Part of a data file
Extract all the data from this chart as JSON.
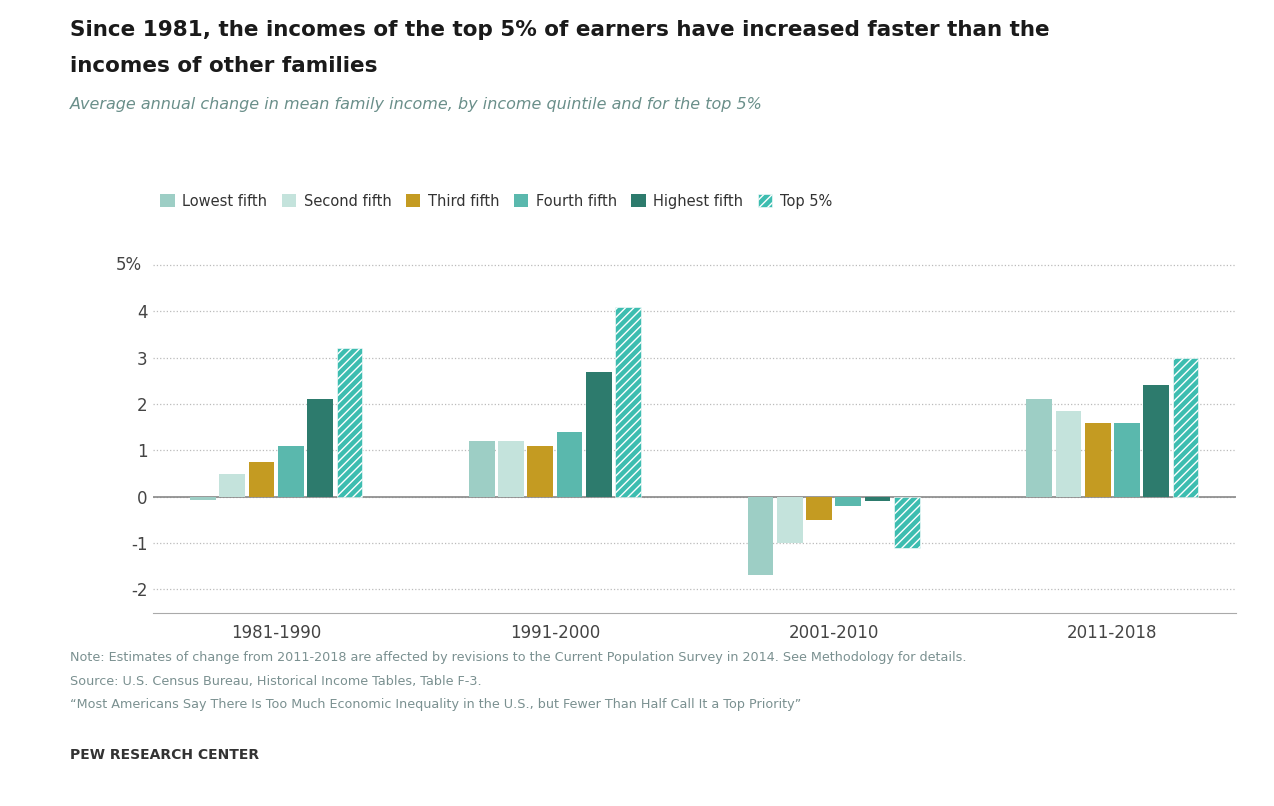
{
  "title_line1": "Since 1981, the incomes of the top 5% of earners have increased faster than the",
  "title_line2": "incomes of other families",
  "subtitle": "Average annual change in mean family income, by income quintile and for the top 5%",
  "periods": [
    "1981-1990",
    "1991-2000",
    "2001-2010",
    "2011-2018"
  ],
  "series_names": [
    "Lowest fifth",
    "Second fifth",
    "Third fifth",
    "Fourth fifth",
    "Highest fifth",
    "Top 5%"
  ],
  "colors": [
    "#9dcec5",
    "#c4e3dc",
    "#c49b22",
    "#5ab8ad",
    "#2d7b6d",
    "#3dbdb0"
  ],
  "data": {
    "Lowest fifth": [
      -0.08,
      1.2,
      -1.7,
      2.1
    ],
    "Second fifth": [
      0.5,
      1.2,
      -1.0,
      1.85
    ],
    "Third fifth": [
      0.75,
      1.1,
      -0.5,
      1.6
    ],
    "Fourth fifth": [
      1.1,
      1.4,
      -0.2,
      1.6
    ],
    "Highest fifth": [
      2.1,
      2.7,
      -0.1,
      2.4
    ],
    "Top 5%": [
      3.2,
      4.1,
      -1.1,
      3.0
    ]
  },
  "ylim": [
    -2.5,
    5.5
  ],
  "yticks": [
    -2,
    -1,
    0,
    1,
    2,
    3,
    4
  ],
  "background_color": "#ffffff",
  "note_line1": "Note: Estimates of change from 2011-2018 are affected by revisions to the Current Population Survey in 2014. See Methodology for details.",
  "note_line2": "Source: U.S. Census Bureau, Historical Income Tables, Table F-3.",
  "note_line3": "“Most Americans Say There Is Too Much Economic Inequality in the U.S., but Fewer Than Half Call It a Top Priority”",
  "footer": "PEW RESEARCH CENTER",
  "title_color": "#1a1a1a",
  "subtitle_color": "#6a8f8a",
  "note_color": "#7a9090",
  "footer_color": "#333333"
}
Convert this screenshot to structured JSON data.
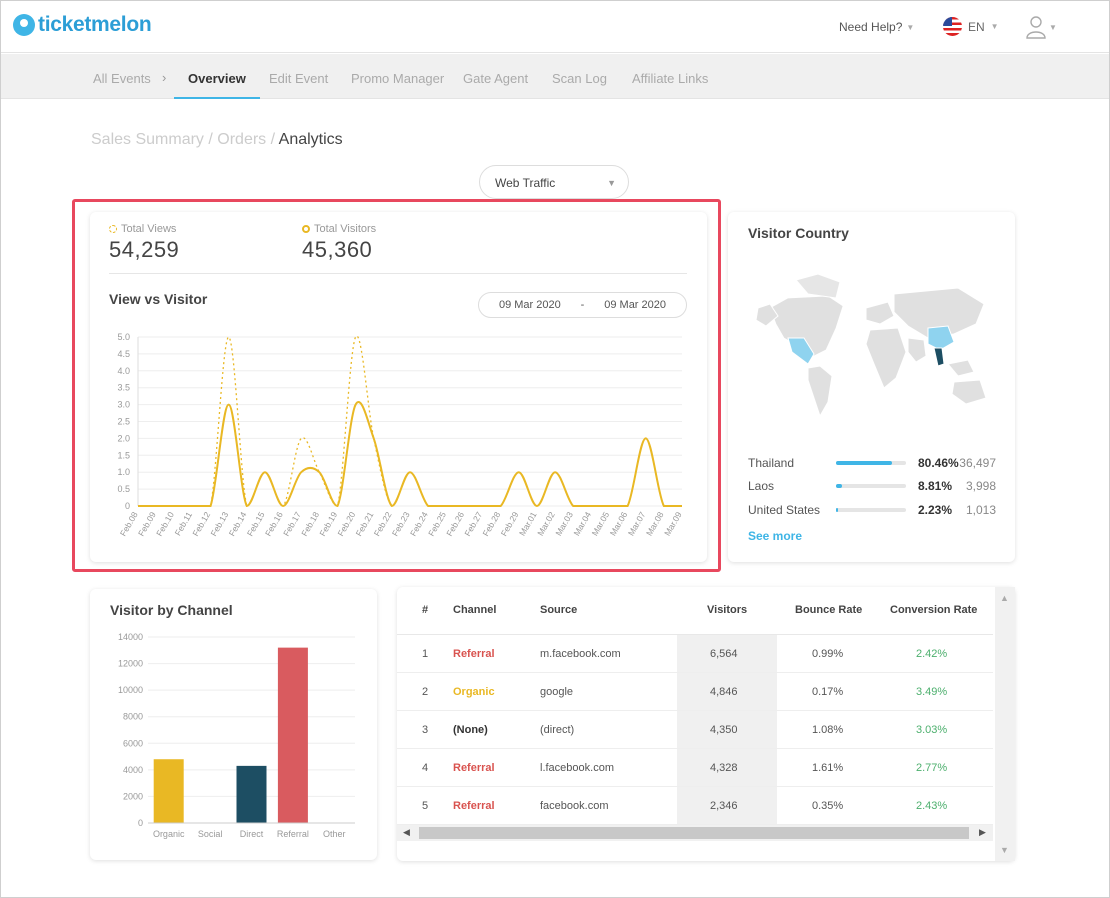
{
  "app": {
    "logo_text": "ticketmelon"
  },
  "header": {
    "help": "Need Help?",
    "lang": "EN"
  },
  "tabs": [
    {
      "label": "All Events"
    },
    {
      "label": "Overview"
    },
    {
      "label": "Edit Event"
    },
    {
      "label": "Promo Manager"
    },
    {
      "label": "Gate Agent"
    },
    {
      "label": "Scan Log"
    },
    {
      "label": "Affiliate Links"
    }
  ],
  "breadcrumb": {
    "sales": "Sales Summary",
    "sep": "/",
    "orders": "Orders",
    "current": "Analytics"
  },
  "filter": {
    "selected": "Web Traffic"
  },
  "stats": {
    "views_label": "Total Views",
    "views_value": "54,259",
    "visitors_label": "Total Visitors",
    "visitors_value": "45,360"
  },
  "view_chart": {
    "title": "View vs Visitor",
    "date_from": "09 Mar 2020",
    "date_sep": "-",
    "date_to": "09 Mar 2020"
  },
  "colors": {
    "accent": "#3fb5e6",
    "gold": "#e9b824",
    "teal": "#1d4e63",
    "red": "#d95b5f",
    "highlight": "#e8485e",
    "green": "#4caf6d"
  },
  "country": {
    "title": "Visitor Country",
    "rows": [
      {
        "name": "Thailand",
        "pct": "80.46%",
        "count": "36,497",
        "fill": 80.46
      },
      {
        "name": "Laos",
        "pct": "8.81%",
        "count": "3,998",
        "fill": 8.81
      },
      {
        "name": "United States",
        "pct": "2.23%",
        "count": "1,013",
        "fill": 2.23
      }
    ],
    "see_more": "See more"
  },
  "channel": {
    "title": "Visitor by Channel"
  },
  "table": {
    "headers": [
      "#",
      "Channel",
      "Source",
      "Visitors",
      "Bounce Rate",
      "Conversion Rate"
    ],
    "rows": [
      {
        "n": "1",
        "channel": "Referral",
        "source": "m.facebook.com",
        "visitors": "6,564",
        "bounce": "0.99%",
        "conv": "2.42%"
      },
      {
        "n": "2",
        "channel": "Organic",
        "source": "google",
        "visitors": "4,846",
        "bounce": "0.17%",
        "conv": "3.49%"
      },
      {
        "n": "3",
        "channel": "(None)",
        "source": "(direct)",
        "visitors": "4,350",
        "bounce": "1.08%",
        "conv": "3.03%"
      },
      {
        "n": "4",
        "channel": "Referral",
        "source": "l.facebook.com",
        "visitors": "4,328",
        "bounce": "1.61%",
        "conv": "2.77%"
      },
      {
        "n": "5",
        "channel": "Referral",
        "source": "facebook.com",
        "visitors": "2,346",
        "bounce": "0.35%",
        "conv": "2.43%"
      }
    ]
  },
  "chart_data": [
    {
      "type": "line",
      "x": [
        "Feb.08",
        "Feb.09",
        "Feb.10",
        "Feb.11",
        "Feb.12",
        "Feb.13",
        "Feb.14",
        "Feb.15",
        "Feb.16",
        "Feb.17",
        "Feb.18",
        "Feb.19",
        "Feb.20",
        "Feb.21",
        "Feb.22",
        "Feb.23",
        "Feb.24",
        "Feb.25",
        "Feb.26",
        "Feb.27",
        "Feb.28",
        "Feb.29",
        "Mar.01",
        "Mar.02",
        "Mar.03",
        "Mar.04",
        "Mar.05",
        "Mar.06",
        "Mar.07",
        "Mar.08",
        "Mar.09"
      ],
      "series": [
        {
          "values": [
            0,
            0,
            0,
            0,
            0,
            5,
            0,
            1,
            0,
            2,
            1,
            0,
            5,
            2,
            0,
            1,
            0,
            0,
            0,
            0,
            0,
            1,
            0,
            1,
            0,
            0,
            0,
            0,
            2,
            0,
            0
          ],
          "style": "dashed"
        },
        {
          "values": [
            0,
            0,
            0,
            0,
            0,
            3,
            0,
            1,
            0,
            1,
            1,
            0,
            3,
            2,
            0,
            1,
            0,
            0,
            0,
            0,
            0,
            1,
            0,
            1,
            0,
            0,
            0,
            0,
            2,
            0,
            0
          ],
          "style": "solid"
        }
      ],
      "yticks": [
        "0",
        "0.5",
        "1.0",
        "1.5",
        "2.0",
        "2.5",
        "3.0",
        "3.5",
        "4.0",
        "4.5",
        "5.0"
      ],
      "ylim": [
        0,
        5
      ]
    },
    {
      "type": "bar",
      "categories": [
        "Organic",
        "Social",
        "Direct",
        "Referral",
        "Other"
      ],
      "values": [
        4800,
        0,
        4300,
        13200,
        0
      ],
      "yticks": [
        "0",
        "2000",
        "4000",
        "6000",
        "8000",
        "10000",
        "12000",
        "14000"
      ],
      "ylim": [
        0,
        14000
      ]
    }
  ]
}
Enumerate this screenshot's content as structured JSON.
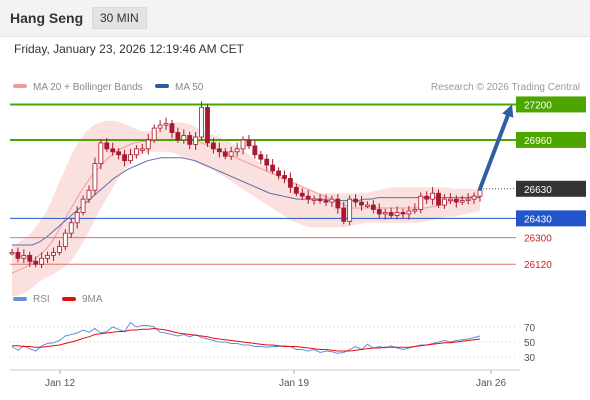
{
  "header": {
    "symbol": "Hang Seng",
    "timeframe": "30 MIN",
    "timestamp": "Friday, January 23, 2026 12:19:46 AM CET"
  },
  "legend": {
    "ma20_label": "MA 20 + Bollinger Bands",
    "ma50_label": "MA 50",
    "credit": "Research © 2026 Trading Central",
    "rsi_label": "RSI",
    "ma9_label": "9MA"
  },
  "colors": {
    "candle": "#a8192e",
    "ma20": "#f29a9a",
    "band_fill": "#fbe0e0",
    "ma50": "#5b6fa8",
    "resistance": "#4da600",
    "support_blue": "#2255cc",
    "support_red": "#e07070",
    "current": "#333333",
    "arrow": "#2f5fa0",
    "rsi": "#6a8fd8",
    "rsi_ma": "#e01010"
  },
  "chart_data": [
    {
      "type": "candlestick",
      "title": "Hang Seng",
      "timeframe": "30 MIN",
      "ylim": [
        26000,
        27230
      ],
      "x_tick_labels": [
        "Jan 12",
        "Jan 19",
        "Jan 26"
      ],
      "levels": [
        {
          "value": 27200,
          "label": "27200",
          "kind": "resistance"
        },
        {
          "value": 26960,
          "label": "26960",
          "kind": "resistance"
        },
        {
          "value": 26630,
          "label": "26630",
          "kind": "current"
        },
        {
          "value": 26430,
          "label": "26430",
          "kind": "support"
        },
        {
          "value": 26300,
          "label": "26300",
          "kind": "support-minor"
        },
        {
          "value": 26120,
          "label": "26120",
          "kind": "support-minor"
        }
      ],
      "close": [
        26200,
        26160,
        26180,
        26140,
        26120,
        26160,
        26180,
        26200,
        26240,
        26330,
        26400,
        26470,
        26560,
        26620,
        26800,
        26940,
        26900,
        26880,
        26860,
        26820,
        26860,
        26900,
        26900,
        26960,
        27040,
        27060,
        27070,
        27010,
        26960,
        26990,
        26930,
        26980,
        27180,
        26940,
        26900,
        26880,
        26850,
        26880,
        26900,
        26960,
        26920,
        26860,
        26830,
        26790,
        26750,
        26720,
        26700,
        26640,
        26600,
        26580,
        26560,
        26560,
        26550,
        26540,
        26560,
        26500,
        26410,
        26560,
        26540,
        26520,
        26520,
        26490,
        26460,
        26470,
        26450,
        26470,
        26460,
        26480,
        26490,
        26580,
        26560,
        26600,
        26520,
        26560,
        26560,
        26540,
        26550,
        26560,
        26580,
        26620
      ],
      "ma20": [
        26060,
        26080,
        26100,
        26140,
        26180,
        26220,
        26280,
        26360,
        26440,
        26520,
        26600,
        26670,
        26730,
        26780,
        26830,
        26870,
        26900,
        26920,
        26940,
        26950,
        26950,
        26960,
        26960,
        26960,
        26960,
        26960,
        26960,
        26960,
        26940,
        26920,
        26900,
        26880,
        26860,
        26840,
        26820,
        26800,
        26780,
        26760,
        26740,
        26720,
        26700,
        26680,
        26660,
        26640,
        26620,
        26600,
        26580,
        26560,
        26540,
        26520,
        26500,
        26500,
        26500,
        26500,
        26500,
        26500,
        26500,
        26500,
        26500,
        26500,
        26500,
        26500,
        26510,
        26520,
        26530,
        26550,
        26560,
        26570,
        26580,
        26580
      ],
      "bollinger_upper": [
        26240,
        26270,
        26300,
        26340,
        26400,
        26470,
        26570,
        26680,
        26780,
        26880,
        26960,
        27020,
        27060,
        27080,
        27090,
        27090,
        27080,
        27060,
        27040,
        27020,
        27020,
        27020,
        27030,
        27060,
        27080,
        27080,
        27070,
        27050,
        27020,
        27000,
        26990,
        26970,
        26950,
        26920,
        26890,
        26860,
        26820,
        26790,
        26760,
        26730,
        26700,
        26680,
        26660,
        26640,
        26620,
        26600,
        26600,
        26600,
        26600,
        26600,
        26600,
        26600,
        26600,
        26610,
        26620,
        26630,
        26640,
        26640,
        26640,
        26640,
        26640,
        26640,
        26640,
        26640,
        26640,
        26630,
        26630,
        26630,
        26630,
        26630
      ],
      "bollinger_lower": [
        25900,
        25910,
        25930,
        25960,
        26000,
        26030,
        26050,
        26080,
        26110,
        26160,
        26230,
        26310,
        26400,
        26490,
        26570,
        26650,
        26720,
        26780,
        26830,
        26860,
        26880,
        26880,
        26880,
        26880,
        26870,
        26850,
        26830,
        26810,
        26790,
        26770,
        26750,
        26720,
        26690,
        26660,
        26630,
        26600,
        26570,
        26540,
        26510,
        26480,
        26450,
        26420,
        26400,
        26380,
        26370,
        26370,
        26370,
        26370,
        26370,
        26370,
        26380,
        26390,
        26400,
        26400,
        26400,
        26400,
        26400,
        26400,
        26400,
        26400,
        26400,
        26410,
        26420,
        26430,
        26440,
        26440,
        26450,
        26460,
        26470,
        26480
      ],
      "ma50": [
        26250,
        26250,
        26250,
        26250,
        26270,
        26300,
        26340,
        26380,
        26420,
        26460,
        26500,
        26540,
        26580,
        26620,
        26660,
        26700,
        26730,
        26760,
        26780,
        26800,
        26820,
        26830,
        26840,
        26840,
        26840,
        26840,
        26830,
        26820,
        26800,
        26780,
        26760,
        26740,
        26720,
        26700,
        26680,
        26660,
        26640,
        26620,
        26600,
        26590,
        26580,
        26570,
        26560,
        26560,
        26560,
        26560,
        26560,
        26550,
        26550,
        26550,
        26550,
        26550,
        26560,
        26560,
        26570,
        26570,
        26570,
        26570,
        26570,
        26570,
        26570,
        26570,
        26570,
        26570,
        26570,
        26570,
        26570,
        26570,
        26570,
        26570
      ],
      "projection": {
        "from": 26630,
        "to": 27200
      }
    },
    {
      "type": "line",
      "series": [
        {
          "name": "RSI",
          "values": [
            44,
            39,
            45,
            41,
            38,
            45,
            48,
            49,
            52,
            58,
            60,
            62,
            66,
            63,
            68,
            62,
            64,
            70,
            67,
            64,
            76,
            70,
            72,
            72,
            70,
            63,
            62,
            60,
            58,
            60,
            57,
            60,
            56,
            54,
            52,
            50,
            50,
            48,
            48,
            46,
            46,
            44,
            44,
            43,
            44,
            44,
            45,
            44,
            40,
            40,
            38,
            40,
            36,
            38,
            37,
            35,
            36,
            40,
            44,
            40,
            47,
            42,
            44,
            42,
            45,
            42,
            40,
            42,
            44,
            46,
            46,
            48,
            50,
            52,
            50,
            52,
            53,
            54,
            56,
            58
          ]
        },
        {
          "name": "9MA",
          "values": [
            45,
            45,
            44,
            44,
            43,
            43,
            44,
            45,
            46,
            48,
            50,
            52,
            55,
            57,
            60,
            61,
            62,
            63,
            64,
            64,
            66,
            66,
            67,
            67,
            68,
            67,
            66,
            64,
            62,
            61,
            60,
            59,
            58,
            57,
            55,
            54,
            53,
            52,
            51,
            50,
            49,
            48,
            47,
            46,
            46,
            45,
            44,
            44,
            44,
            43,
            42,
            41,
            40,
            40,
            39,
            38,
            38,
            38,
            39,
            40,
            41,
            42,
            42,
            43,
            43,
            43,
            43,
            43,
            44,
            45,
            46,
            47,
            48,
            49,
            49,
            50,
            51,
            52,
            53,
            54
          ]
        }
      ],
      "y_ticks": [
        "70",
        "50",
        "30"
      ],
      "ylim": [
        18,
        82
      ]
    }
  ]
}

● **OBJECTIVE**
Copy every line of the data that holds the string "fifth".

● **ANSWER FOR THIS EXERCISE**
    "Lowest fifth",
    "Second fifth",
    "Third fifth",
    "Fourth fifth",
    "Highest fifth",
    "Lowest fifth": [
    "Second fifth": [
    "Third fifth": [
    "Fourth fifth": [
    "Highest fifth": [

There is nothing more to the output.